- OBJETIVO A -
No texto sobre IoT no agronegócio, em que frequência operam as ondas de rádio utilizadas pela Trópico para conectar estações radiobase e terminais?
- OBJETIVO B -
Dê continuidade ao texto sobre IoT no agronegócio a partir do ponto em que ele termina.

- TEXTO DE LEITURA -
========================

No que se refere à tecnologia, o Brasil acompanha as tendências e as novidades apresentadas no mercado mundial. Empresas atuantes no mercado nacional contam com soluções que favorecem o estabelecimento de conexão em diferentes áreas e, consequentemente, permitindo aplicações de IoT no agronegócio. A Embrapa faz a sua parte contribuindo com a construção de uma base de conhecimento tecnológico e científico pertinente à inovação e que possibilita o funcionamento de ferramentas de IoT, calcadas em propósito e solução.
Pence observa que as empresas estão se “tecnificando” e há o entendimento de que o desenvolvimento da IoT possui um ROI – retorno sobre o investimento em curto período, primeiramente para reduzir custos operativos e, em seguida, para aumentar a produtividade.
A Trópico, por exemplo, desenvolve produtos voltados a prover conectividade, como estações radiobase e terminais. O gerente da empresa explica que a conexão entre os dois polos ocorre por meio de ondas de rádio na faixa de VHF, na frequência de 250 MHz, pouco utilizada e muito mais baixa que a usada pelas operadoras móveis, o que proporciona um raio de cobertura das torres muito maior do que um terminal atendido pela operadora móvel. Assim, uma torre com rádio base cobre uma área nove vezes maior, o correspondente à cobertura de nove torres, e custos bastante reduzidos.
Já as soluções IoT da Arqia direcionadas ao agronegócio partem de parcerias estratégicas com fomento de redes privadas 4G/LTE no campo. As demandas são captadas, analisadas e são propostas soluções personalizadas em conjunto com os ISPs locais para viabilizar e fortalecer os negócios em áreas rurais.
Serviços específicos
São muitas as oportunidades de conexão no campo, tanto para o produtor como para o provedor. A infraestrutura inclui soluções de conectividade e plataformas de IoT capazes de coletar e enviar dados para as aplicações voltadas à eficiência do agronegócio, a exemplo de planejamento do plantio, gerenciamento de irrigação, de market place para eliminar intermediários na cadeia de distribuição, previsão de microclima, capacitação técnica, relógio de ponto eletrônico, entre tantas outras.
Na opinião de Pence, BaiCells, um dos méritos dos ISPs é desenvolver soluções “chave na mão” para o agronegócio, oferecendo conectividade a pontos fixos de banda larga (câmeras, big data, Internet, telefonia, etc.), pontos de banda estreita (IoT de qualquer tipo) e mobilidade para a conexão dos veículos. “A base do agro 4.0 é a conectividade e os ISPs são os parceiros adequados para levar essa conectividade a qualquer lugar, com uma conexão via fibra, sem fio e até satélite”, afirma.

========================

- DADOS APRESENTADOS -
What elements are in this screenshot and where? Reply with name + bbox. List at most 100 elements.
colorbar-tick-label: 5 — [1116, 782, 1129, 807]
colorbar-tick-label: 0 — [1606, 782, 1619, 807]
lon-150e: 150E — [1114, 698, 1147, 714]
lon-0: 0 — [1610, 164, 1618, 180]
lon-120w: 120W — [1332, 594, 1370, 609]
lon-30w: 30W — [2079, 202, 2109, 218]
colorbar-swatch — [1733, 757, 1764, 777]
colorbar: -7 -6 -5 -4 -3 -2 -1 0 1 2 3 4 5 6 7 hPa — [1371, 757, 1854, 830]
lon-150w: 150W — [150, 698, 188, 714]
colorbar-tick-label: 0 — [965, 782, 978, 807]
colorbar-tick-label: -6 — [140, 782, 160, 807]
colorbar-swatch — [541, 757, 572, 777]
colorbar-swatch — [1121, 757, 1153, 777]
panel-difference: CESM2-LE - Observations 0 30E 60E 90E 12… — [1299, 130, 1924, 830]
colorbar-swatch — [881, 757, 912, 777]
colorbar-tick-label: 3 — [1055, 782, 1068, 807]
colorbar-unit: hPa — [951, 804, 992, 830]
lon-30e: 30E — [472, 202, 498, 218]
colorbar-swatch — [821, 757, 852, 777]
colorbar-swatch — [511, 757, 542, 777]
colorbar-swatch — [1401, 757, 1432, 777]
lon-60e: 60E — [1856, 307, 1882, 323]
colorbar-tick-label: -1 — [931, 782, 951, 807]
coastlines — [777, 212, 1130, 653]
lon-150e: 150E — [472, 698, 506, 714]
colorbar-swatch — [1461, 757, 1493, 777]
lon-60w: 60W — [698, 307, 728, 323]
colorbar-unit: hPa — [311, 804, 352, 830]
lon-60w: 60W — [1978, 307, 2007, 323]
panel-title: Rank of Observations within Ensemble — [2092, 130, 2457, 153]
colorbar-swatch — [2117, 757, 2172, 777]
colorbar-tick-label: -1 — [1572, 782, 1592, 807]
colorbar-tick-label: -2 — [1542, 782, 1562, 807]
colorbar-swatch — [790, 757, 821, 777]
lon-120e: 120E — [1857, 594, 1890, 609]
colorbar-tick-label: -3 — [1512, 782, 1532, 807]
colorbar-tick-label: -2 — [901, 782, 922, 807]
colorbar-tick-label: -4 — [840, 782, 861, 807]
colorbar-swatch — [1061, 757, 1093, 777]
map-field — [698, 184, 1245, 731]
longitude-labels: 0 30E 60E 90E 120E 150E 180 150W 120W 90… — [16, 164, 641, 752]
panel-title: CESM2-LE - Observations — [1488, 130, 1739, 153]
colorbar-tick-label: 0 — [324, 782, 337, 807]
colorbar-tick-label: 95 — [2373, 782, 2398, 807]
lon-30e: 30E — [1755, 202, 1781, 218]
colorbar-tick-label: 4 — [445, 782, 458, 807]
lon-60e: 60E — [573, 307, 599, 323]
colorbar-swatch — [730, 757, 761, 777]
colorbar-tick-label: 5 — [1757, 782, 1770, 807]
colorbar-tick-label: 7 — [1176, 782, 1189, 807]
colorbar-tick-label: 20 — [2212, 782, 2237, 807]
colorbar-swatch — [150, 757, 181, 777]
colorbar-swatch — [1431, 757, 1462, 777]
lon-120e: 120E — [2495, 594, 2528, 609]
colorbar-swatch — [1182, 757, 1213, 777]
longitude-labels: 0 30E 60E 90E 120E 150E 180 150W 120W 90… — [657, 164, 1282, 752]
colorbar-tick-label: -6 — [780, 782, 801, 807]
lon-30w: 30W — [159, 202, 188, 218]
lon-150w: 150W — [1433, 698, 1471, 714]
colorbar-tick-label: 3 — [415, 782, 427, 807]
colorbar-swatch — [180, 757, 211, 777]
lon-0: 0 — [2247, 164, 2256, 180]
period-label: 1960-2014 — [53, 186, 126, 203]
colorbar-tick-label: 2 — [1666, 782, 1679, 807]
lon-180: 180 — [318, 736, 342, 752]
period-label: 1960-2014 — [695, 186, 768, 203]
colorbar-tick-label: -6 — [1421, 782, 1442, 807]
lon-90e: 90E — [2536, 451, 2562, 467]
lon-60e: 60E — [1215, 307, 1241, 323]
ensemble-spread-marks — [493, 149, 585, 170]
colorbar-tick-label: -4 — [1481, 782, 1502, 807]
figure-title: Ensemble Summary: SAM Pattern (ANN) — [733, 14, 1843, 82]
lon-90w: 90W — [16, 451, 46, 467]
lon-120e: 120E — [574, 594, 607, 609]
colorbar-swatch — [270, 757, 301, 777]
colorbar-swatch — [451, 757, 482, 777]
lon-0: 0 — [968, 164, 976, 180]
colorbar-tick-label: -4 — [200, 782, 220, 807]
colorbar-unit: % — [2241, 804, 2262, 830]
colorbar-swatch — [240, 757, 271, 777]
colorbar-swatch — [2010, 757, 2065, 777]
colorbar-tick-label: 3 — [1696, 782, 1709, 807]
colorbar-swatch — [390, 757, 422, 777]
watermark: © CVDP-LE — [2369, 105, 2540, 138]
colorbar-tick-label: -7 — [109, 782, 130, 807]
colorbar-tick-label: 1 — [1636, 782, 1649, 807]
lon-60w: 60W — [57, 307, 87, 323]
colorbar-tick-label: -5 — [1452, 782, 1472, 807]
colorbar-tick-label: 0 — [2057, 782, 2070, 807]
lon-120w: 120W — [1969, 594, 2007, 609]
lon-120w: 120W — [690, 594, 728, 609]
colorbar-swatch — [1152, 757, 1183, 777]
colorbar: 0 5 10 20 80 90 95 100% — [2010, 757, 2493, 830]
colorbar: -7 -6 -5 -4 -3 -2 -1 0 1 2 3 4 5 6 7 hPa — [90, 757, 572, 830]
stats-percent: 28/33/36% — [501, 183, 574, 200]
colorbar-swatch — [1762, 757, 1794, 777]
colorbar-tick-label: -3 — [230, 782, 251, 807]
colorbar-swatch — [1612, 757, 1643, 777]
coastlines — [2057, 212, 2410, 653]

========================

- RESULTADO DA TAREFA A -
Na frequência de 250 MHz, na faixa de VHF.

- RESULTADO DA TAREFA B -
No caso das MVNO, Fuchs, do Grupo Datora, destaca que além da conectividade M2M (máquina para máquina) e acesso à Internet de qualidade, a conexão permite monitorar atividades em tempo real, minuto a minuto, condições meteorológicas e do solo, entre outras possibilidades. “Os dados coletados permitem que o empresário acompanhe a produtividade e tome decisão mais assertivas, com diminuição de custos e melhor desempenho financeiro da operação, do plantio à venda da safra.”
O futuro já chegou
São claros os ganhos proporcionados pela expansão a fornecedores de equipamentos e componentes, provedores e usuários, especialmente com a consolidação do 5G no país. E a expectativa é muito grande, tanto quanto as oportunidades.
Fuchs destaca o estudo “Cenários e Perspectivas da Conectividade para o Agro”, desenvolvido pela Esalq/USP para o MAPA, que aponta que a capacidade de transmissão de 4.400 torres existentes no país permitiria ampliar a cobertura de 23% para 48% das áreas rurais, com aumento de 4,5% do VBP – Valor Bruto de Produção. A instalação de 15.182 novas torres supriria 90% da demanda de conectividade no campo e provocariam um acréscimo de 9,6% no VBP. Acelerar a digitalização do campo seria um passo importante para a manutenção do Brasil como um dos principais produtores de alimentos no mundo, cuja necessidade tende a aumentar.
Experiências positivas já existem. A Trópico desenvolveu a infraestrutura tecnológica de uma rede LTE privada 4G, na faixa de 250 MHz, destinada à cobertura de áreas rurais para aplicações de IoT. A tecnologia foi desenvolvida no âmbito de um programa PAISS Agrícola do BNDES com vistas à introdução de novas tecnologias e ao aumento da produtividade do setor sucroenergético.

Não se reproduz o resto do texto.